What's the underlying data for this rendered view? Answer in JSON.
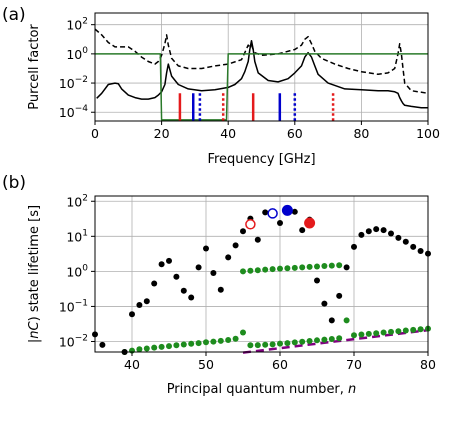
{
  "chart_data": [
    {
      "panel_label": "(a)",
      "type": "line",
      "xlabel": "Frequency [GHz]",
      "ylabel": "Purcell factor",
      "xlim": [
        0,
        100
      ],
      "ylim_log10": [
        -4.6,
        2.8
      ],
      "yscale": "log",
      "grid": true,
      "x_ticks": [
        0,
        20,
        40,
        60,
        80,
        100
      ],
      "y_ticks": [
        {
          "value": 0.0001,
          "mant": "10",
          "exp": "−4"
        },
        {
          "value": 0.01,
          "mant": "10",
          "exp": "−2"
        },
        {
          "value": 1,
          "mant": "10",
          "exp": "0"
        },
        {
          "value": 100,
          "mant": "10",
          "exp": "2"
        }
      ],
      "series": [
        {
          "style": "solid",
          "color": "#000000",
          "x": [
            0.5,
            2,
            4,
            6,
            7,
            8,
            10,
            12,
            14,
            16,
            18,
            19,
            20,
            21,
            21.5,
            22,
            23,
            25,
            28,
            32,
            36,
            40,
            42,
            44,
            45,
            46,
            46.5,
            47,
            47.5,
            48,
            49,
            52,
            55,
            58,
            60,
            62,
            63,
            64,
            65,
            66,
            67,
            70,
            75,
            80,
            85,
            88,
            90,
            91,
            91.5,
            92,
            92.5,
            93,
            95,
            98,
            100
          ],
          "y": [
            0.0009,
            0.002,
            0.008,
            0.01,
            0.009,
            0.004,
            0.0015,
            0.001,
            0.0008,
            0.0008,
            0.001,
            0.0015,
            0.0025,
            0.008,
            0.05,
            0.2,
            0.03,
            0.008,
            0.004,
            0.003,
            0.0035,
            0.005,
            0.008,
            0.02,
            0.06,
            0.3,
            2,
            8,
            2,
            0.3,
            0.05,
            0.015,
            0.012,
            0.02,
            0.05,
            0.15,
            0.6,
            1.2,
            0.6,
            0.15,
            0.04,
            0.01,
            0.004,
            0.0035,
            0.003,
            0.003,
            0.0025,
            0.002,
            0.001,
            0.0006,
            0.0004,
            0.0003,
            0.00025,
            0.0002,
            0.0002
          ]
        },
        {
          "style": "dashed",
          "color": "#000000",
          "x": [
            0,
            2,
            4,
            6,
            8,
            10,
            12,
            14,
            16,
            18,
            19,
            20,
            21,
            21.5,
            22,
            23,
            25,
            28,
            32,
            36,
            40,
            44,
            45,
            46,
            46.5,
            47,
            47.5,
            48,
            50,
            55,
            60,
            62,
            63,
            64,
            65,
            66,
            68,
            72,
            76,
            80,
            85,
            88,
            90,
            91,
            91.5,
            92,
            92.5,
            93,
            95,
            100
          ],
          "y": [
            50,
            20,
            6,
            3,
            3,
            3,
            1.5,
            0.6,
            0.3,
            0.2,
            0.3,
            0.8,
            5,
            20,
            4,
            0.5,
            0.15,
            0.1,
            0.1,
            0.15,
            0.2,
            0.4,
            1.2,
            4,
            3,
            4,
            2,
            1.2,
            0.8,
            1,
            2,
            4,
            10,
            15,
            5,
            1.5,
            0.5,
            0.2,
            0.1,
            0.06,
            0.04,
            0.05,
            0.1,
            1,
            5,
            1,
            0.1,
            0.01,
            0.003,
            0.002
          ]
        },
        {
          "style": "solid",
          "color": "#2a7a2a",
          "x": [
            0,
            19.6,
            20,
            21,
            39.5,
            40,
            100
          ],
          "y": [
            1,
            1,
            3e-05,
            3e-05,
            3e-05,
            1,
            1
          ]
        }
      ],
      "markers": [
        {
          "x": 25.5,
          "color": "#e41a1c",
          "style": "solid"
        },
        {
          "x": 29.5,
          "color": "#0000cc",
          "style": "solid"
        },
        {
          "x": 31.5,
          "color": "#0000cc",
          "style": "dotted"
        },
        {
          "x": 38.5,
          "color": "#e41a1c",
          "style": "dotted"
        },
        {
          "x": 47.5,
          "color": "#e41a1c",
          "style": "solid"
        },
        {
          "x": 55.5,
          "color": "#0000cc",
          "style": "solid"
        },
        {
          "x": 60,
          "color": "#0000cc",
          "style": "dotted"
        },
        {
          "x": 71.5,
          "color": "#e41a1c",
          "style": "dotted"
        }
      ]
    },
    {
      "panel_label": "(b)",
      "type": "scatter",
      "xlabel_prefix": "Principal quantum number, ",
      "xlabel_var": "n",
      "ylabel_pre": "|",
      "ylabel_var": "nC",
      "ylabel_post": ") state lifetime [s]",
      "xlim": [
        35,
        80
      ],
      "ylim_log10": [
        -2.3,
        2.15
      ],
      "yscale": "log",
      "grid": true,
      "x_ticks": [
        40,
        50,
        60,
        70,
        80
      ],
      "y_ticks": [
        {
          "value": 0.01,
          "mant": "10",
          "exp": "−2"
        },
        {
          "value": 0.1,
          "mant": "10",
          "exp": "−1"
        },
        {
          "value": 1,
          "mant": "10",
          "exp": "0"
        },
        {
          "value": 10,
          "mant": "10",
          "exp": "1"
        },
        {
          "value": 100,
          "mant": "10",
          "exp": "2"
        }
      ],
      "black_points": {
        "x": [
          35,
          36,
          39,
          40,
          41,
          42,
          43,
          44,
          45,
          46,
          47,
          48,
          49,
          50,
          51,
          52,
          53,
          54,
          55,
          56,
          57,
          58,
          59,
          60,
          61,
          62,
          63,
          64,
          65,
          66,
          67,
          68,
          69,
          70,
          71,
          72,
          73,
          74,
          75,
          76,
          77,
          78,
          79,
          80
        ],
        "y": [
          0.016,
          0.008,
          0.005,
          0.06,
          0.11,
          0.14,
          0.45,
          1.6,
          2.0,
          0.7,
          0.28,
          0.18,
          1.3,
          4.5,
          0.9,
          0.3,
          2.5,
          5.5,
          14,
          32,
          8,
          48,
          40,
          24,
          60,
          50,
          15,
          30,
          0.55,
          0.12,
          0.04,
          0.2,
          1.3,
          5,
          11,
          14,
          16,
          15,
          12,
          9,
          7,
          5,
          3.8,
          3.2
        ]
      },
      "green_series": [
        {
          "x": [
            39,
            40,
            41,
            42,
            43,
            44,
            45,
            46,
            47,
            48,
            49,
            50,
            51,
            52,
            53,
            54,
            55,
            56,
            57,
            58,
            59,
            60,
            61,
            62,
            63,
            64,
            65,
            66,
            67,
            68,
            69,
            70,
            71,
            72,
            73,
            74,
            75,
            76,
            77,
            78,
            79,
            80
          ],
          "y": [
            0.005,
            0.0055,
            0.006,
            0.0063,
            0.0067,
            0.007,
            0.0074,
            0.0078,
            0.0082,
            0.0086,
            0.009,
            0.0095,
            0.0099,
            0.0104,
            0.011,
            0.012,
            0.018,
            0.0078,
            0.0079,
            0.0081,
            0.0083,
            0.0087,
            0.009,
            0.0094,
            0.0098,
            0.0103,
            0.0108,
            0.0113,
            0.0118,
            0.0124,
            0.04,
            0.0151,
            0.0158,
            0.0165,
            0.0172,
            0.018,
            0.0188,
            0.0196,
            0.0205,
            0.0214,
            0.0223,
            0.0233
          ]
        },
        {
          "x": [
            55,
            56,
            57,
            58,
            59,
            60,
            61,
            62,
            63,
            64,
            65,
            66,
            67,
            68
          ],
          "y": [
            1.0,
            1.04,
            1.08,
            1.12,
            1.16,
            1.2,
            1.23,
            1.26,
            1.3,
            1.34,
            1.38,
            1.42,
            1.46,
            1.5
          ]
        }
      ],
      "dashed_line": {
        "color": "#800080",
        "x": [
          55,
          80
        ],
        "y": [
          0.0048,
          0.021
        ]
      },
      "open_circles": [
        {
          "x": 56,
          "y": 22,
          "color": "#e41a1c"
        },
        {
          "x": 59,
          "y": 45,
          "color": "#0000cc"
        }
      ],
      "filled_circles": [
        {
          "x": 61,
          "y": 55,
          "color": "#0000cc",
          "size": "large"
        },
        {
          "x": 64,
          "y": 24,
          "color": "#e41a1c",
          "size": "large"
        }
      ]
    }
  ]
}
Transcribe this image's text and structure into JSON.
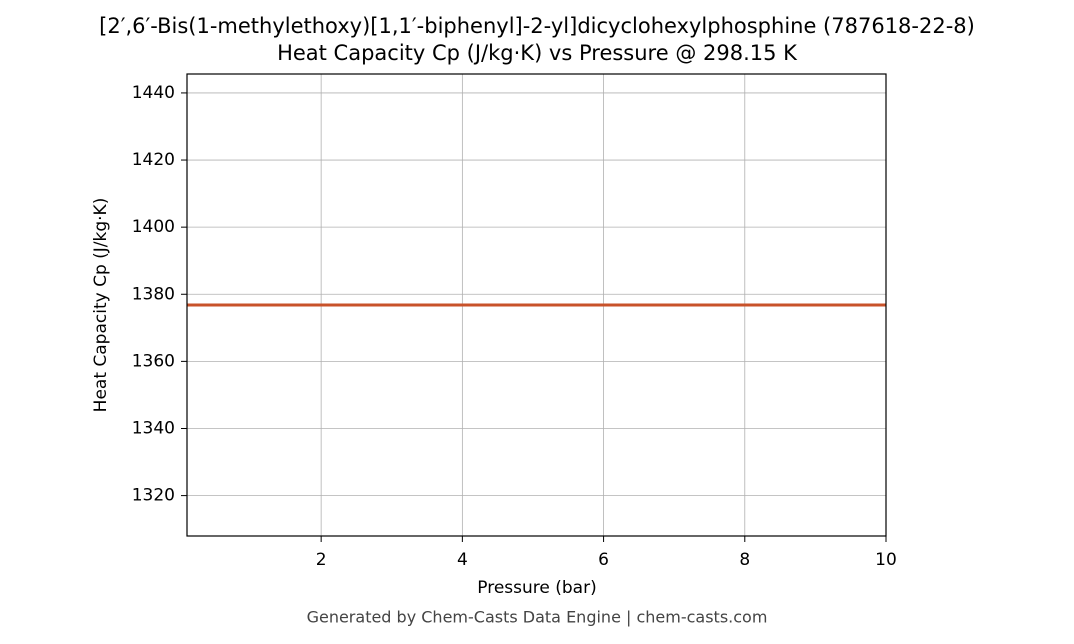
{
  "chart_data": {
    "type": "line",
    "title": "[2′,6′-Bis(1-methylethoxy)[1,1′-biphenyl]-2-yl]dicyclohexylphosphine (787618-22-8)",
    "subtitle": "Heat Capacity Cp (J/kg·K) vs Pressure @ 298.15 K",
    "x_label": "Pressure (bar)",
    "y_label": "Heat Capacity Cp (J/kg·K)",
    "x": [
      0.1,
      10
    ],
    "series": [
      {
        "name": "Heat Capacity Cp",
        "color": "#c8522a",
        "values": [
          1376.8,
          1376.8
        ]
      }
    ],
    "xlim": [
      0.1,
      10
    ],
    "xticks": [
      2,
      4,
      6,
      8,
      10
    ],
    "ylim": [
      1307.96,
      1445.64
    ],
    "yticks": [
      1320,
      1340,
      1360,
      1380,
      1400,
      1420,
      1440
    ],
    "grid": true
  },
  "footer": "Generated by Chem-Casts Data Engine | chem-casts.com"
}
# # # # #
EXERCISE DETAILS: Beginning with the line that holds "Transcribe this image's", extract every line to the end of the material, exactly as it stands, and drop the pictures.

THE RESULT:
Transcribe this image's text and structure into JSON.
{
  "chart_data": {
    "type": "line",
    "title": "[2′,6′-Bis(1-methylethoxy)[1,1′-biphenyl]-2-yl]dicyclohexylphosphine (787618-22-8)",
    "subtitle": "Heat Capacity Cp (J/kg·K) vs Pressure @ 298.15 K",
    "x_label": "Pressure (bar)",
    "y_label": "Heat Capacity Cp (J/kg·K)",
    "x": [
      0.1,
      10
    ],
    "series": [
      {
        "name": "Heat Capacity Cp",
        "color": "#c8522a",
        "values": [
          1376.8,
          1376.8
        ]
      }
    ],
    "xlim": [
      0.1,
      10
    ],
    "xticks": [
      2,
      4,
      6,
      8,
      10
    ],
    "ylim": [
      1307.96,
      1445.64
    ],
    "yticks": [
      1320,
      1340,
      1360,
      1380,
      1400,
      1420,
      1440
    ],
    "grid": true
  },
  "footer": "Generated by Chem-Casts Data Engine | chem-casts.com"
}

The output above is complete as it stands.